_WHAT IS EXPECTED_
All of the data below should be written out exactly.

_DATA SHOWN_
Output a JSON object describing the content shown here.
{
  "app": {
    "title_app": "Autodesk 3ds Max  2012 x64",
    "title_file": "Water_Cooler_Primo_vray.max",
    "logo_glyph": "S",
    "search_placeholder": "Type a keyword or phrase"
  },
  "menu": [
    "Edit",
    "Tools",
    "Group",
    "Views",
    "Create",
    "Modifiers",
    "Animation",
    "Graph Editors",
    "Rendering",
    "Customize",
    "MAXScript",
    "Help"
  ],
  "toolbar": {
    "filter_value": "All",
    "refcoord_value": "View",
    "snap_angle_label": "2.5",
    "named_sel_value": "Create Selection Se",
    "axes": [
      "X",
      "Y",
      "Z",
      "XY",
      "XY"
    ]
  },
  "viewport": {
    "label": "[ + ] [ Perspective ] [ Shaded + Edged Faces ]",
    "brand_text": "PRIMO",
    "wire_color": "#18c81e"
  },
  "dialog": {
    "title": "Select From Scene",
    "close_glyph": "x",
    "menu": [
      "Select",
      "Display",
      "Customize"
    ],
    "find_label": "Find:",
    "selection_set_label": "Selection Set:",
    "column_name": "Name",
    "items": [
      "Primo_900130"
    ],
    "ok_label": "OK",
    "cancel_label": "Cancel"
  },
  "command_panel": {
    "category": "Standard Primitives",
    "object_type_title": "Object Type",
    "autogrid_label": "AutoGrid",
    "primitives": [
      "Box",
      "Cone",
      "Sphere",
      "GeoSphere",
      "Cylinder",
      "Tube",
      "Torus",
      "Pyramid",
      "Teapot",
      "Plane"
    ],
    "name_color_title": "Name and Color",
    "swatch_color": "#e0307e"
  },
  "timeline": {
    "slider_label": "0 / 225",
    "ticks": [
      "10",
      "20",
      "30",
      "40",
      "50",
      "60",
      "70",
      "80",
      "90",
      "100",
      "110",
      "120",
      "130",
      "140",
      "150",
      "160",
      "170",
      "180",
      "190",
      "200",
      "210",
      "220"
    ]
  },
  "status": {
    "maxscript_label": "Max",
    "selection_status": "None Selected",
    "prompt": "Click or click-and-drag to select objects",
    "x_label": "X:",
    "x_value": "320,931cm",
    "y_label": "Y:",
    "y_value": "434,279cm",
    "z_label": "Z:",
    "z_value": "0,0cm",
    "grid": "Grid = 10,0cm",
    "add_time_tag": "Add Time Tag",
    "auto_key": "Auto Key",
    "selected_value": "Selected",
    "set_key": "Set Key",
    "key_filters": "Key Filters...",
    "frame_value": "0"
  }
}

_OUTPUT OF THE TASK_
Output a JSON object describing the content shown here.
{
  "app": {
    "title_app": "Autodesk 3ds Max  2012 x64",
    "title_file": "Water_Cooler_Primo_vray.max",
    "logo_glyph": "S",
    "search_placeholder": "Type a keyword or phrase"
  },
  "menu": [
    "Edit",
    "Tools",
    "Group",
    "Views",
    "Create",
    "Modifiers",
    "Animation",
    "Graph Editors",
    "Rendering",
    "Customize",
    "MAXScript",
    "Help"
  ],
  "toolbar": {
    "filter_value": "All",
    "refcoord_value": "View",
    "snap_angle_label": "2.5",
    "named_sel_value": "Create Selection Se",
    "axes": [
      "X",
      "Y",
      "Z",
      "XY",
      "XY"
    ]
  },
  "viewport": {
    "label": "[ + ] [ Perspective ] [ Shaded + Edged Faces ]",
    "brand_text": "PRIMO",
    "wire_color": "#18c81e"
  },
  "dialog": {
    "title": "Select From Scene",
    "close_glyph": "x",
    "menu": [
      "Select",
      "Display",
      "Customize"
    ],
    "find_label": "Find:",
    "selection_set_label": "Selection Set:",
    "column_name": "Name",
    "items": [
      "Primo_900130"
    ],
    "ok_label": "OK",
    "cancel_label": "Cancel"
  },
  "command_panel": {
    "category": "Standard Primitives",
    "object_type_title": "Object Type",
    "autogrid_label": "AutoGrid",
    "primitives": [
      "Box",
      "Cone",
      "Sphere",
      "GeoSphere",
      "Cylinder",
      "Tube",
      "Torus",
      "Pyramid",
      "Teapot",
      "Plane"
    ],
    "name_color_title": "Name and Color",
    "swatch_color": "#e0307e"
  },
  "timeline": {
    "slider_label": "0 / 225",
    "ticks": [
      "10",
      "20",
      "30",
      "40",
      "50",
      "60",
      "70",
      "80",
      "90",
      "100",
      "110",
      "120",
      "130",
      "140",
      "150",
      "160",
      "170",
      "180",
      "190",
      "200",
      "210",
      "220"
    ]
  },
  "status": {
    "maxscript_label": "Max",
    "selection_status": "None Selected",
    "prompt": "Click or click-and-drag to select objects",
    "x_label": "X:",
    "x_value": "320,931cm",
    "y_label": "Y:",
    "y_value": "434,279cm",
    "z_label": "Z:",
    "z_value": "0,0cm",
    "grid": "Grid = 10,0cm",
    "add_time_tag": "Add Time Tag",
    "auto_key": "Auto Key",
    "selected_value": "Selected",
    "set_key": "Set Key",
    "key_filters": "Key Filters...",
    "frame_value": "0"
  }
}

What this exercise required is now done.